→ **Given exercise**: Reproduce every line of the records below, swapping "post-paragraph" for "text-paragraph" wherever it occurs and changing nothing else.

Dataset rows:
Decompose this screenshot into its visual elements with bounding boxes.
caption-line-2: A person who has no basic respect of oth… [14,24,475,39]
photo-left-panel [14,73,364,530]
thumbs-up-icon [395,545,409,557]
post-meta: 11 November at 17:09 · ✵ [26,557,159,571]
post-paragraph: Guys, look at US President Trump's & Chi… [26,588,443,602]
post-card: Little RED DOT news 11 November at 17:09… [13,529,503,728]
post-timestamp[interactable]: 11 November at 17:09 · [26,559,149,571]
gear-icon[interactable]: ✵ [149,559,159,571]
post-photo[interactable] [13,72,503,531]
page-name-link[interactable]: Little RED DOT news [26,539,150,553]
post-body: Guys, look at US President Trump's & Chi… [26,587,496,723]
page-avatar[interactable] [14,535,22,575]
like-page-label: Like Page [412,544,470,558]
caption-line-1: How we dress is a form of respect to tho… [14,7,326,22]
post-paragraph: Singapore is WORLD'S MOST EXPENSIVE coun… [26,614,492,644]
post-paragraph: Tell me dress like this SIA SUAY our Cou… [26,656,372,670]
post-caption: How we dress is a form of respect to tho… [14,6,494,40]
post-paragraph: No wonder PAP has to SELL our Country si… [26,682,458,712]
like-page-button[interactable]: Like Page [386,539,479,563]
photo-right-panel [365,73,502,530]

→ **The answer**:
Decompose this screenshot into its visual elements with bounding boxes.
caption-line-2: A person who has no basic respect of oth… [14,24,475,39]
photo-left-panel [14,73,364,530]
thumbs-up-icon [395,545,409,557]
post-meta: 11 November at 17:09 · ✵ [26,557,159,571]
text-paragraph: Guys, look at US President Trump's & Chi… [26,588,443,602]
post-card: Little RED DOT news 11 November at 17:09… [13,529,503,728]
post-timestamp[interactable]: 11 November at 17:09 · [26,559,149,571]
gear-icon[interactable]: ✵ [149,559,159,571]
post-photo[interactable] [13,72,503,531]
page-name-link[interactable]: Little RED DOT news [26,539,150,553]
post-body: Guys, look at US President Trump's & Chi… [26,587,496,723]
page-avatar[interactable] [14,535,22,575]
like-page-label: Like Page [412,544,470,558]
caption-line-1: How we dress is a form of respect to tho… [14,7,326,22]
text-paragraph: Singapore is WORLD'S MOST EXPENSIVE coun… [26,614,492,644]
text-paragraph: Tell me dress like this SIA SUAY our Cou… [26,656,372,670]
post-caption: How we dress is a form of respect to tho… [14,6,494,40]
text-paragraph: No wonder PAP has to SELL our Country si… [26,682,458,712]
like-page-button[interactable]: Like Page [386,539,479,563]
photo-right-panel [365,73,502,530]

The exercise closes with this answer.